- Given task: Leave the pictures out and print every record below exactly as it stands.

==*==

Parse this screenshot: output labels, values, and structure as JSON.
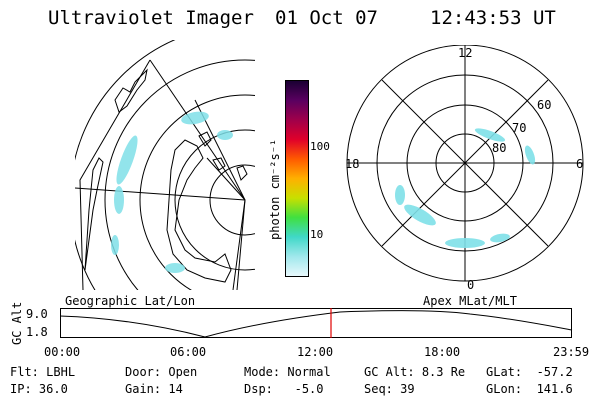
{
  "header": {
    "title": "Ultraviolet Imager",
    "date": "01 Oct 07",
    "time": "12:43:53 UT"
  },
  "geo_panel": {
    "label": "Geographic Lat/Lon"
  },
  "colorbar": {
    "unit_label": "photon cm⁻²s⁻¹",
    "ticks": [
      "100",
      "10"
    ],
    "colors": [
      "#1a0033",
      "#5a0060",
      "#a0004a",
      "#e0002a",
      "#ff5a00",
      "#ffb000",
      "#c8e000",
      "#40e040",
      "#40d8c8",
      "#a0e8ec",
      "#e8f8fc"
    ]
  },
  "polar_panel": {
    "label": "Apex MLat/MLT",
    "mlt_labels": {
      "top": "12",
      "left": "18",
      "right": "6",
      "bottom": "0"
    },
    "lat_labels": [
      "60",
      "70",
      "80"
    ]
  },
  "altitude_strip": {
    "axis_title": "GC Alt",
    "y_ticks": [
      "9.0",
      "1.8"
    ],
    "x_ticks": [
      "00:00",
      "06:00",
      "12:00",
      "18:00",
      "23:59"
    ],
    "marker_color": "#e00000"
  },
  "status": {
    "row1": [
      {
        "label": "Flt:",
        "value": "LBHL"
      },
      {
        "label": "Door:",
        "value": "Open"
      },
      {
        "label": "Mode:",
        "value": "Normal"
      },
      {
        "label": "GC Alt:",
        "value": "8.3 Re"
      },
      {
        "label": "GLat:",
        "value": "-57.2"
      }
    ],
    "row2": [
      {
        "label": "IP:",
        "value": "36.0"
      },
      {
        "label": "Gain:",
        "value": "14"
      },
      {
        "label": "Dsp:",
        "value": "-5.0"
      },
      {
        "label": "Seq:",
        "value": "39"
      },
      {
        "label": "GLon:",
        "value": "141.6"
      }
    ]
  },
  "colors": {
    "aurora": "#7fe0e8",
    "aurora_dark": "#40c8d8",
    "line": "#000000"
  }
}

==*==

- Full answer:
Parse this screenshot: output labels, values, and structure as JSON.
{
  "header": {
    "title": "Ultraviolet Imager",
    "date": "01 Oct 07",
    "time": "12:43:53 UT"
  },
  "geo_panel": {
    "label": "Geographic Lat/Lon"
  },
  "colorbar": {
    "unit_label": "photon cm⁻²s⁻¹",
    "ticks": [
      "100",
      "10"
    ],
    "colors": [
      "#1a0033",
      "#5a0060",
      "#a0004a",
      "#e0002a",
      "#ff5a00",
      "#ffb000",
      "#c8e000",
      "#40e040",
      "#40d8c8",
      "#a0e8ec",
      "#e8f8fc"
    ]
  },
  "polar_panel": {
    "label": "Apex MLat/MLT",
    "mlt_labels": {
      "top": "12",
      "left": "18",
      "right": "6",
      "bottom": "0"
    },
    "lat_labels": [
      "60",
      "70",
      "80"
    ]
  },
  "altitude_strip": {
    "axis_title": "GC Alt",
    "y_ticks": [
      "9.0",
      "1.8"
    ],
    "x_ticks": [
      "00:00",
      "06:00",
      "12:00",
      "18:00",
      "23:59"
    ],
    "marker_color": "#e00000"
  },
  "status": {
    "row1": [
      {
        "label": "Flt:",
        "value": "LBHL"
      },
      {
        "label": "Door:",
        "value": "Open"
      },
      {
        "label": "Mode:",
        "value": "Normal"
      },
      {
        "label": "GC Alt:",
        "value": "8.3 Re"
      },
      {
        "label": "GLat:",
        "value": "-57.2"
      }
    ],
    "row2": [
      {
        "label": "IP:",
        "value": "36.0"
      },
      {
        "label": "Gain:",
        "value": "14"
      },
      {
        "label": "Dsp:",
        "value": "-5.0"
      },
      {
        "label": "Seq:",
        "value": "39"
      },
      {
        "label": "GLon:",
        "value": "141.6"
      }
    ]
  },
  "colors": {
    "aurora": "#7fe0e8",
    "aurora_dark": "#40c8d8",
    "line": "#000000"
  }
}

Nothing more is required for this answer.